▸ What this task involves:
Pictures should be excluded; otherwise, copy every entry exactly.

▸ Entries supplied:

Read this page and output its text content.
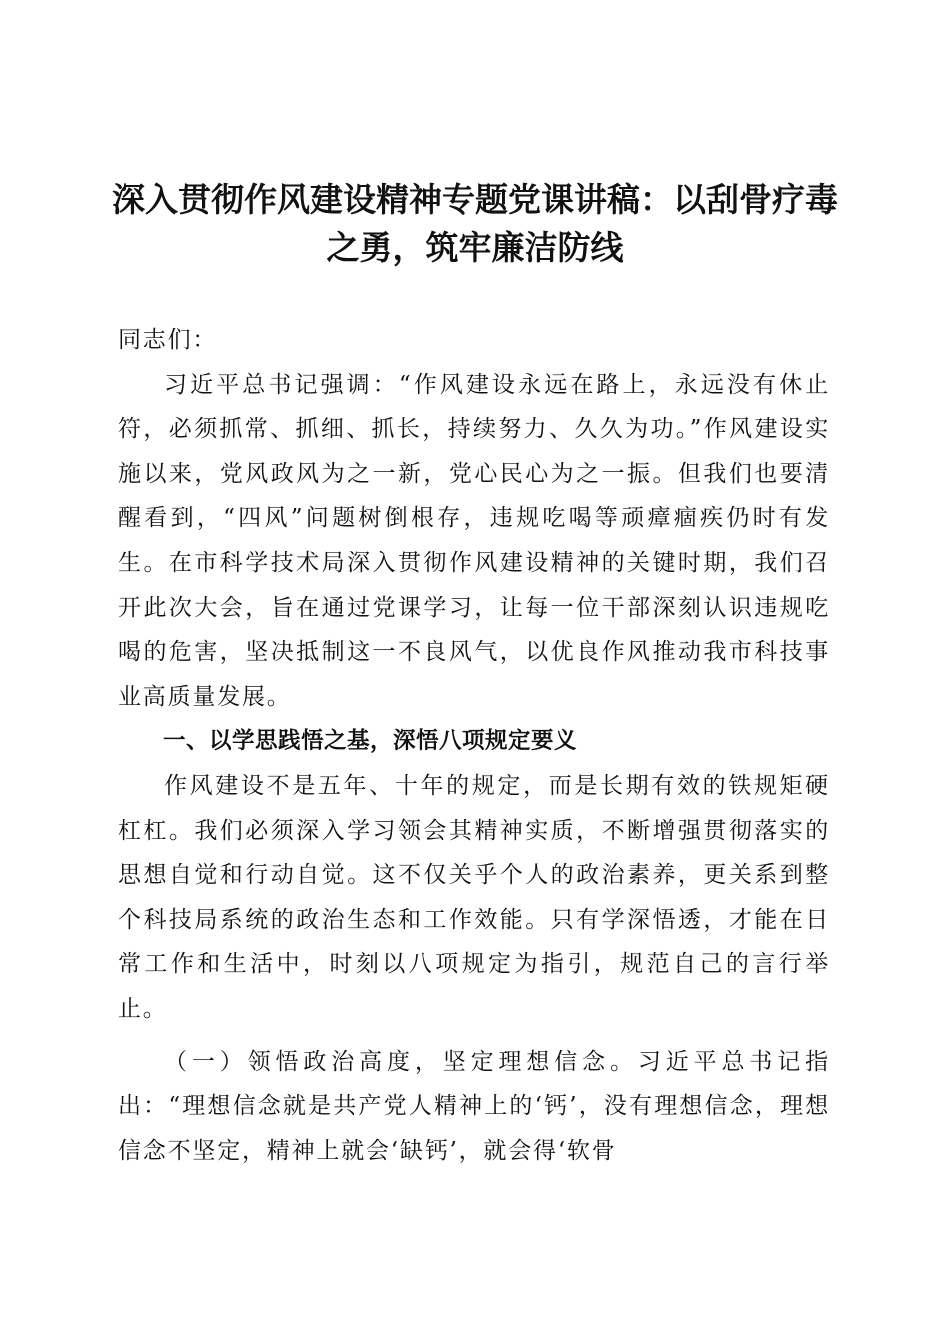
深入贯彻作风建设精神专题党课讲稿：以刮骨疗毒之勇，筑牢廉洁防线

同志们：

习近平总书记强调：“作风建设永远在路上，永远没有休止符，必须抓常、抓细、抓长，持续努力、久久为功。”作风建设实施以来，党风政风为之一新，党心民心为之一振。但我们也要清醒看到，“四风”问题树倒根存，违规吃喝等顽瘴痼疾仍时有发生。在市科学技术局深入贯彻作风建设精神的关键时期，我们召开此次大会，旨在通过党课学习，让每一位干部深刻认识违规吃喝的危害，坚决抵制这一不良风气，以优良作风推动我市科技事业高质量发展。

一、以学思践悟之基，深悟八项规定要义

作风建设不是五年、十年的规定，而是长期有效的铁规矩硬杠杠。我们必须深入学习领会其精神实质，不断增强贯彻落实的思想自觉和行动自觉。这不仅关乎个人的政治素养，更关系到整个科技局系统的政治生态和工作效能。只有学深悟透，才能在日常工作和生活中，时刻以八项规定为指引，规范自己的言行举止。

（一）领悟政治高度，坚定理想信念。习近平总书记指出：“理想信念就是共产党人精神上的‘钙’，没有理想信念，理想信念不坚定，精神上就会‘缺钙’，就会得‘软骨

▸ Expected output:
Read this page and output its text content.
深入贯彻作风建设精神专题党课讲稿：以刮骨疗毒之勇，筑牢廉洁防线

同志们：

习近平总书记强调：“作风建设永远在路上，永远没有休止符，必须抓常、抓细、抓长，持续努力、久久为功。”作风建设实施以来，党风政风为之一新，党心民心为之一振。但我们也要清醒看到，“四风”问题树倒根存，违规吃喝等顽瘴痼疾仍时有发生。在市科学技术局深入贯彻作风建设精神的关键时期，我们召开此次大会，旨在通过党课学习，让每一位干部深刻认识违规吃喝的危害，坚决抵制这一不良风气，以优良作风推动我市科技事业高质量发展。

一、以学思践悟之基，深悟八项规定要义

作风建设不是五年、十年的规定，而是长期有效的铁规矩硬杠杠。我们必须深入学习领会其精神实质，不断增强贯彻落实的思想自觉和行动自觉。这不仅关乎个人的政治素养，更关系到整个科技局系统的政治生态和工作效能。只有学深悟透，才能在日常工作和生活中，时刻以八项规定为指引，规范自己的言行举止。

（一）领悟政治高度，坚定理想信念。习近平总书记指出：“理想信念就是共产党人精神上的‘钙’，没有理想信念，理想信念不坚定，精神上就会‘缺钙’，就会得‘软骨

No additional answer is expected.